## Given exercise
Take the entries below and reproduce them word for word.

*****

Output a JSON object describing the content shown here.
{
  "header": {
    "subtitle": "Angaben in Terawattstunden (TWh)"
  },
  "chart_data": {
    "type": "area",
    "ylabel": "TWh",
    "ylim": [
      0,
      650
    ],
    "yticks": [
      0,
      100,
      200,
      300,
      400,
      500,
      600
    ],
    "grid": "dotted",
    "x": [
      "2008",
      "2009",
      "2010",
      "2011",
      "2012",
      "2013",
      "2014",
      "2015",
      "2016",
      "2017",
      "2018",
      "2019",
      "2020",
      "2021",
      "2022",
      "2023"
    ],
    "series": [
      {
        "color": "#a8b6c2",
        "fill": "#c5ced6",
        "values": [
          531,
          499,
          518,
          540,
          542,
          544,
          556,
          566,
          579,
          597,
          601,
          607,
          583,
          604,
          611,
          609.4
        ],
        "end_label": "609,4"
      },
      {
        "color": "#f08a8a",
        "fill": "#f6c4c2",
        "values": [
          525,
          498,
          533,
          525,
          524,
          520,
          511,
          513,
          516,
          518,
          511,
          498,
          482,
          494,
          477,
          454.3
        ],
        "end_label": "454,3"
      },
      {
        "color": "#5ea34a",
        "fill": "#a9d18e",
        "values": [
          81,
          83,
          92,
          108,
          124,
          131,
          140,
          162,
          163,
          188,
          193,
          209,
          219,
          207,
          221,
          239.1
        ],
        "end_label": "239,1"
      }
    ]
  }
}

*****

## Response for this exercise
Output a JSON object describing the content shown here.
{
  "header": {
    "subtitle": "Angaben in Terawattstunden (TWh)"
  },
  "chart_data": {
    "type": "area",
    "ylabel": "TWh",
    "ylim": [
      0,
      650
    ],
    "yticks": [
      0,
      100,
      200,
      300,
      400,
      500,
      600
    ],
    "grid": "dotted",
    "x": [
      "2008",
      "2009",
      "2010",
      "2011",
      "2012",
      "2013",
      "2014",
      "2015",
      "2016",
      "2017",
      "2018",
      "2019",
      "2020",
      "2021",
      "2022",
      "2023"
    ],
    "series": [
      {
        "color": "#a8b6c2",
        "fill": "#c5ced6",
        "values": [
          531,
          499,
          518,
          540,
          542,
          544,
          556,
          566,
          579,
          597,
          601,
          607,
          583,
          604,
          611,
          609.4
        ],
        "end_label": "609,4"
      },
      {
        "color": "#f08a8a",
        "fill": "#f6c4c2",
        "values": [
          525,
          498,
          533,
          525,
          524,
          520,
          511,
          513,
          516,
          518,
          511,
          498,
          482,
          494,
          477,
          454.3
        ],
        "end_label": "454,3"
      },
      {
        "color": "#5ea34a",
        "fill": "#a9d18e",
        "values": [
          81,
          83,
          92,
          108,
          124,
          131,
          140,
          162,
          163,
          188,
          193,
          209,
          219,
          207,
          221,
          239.1
        ],
        "end_label": "239,1"
      }
    ]
  }
}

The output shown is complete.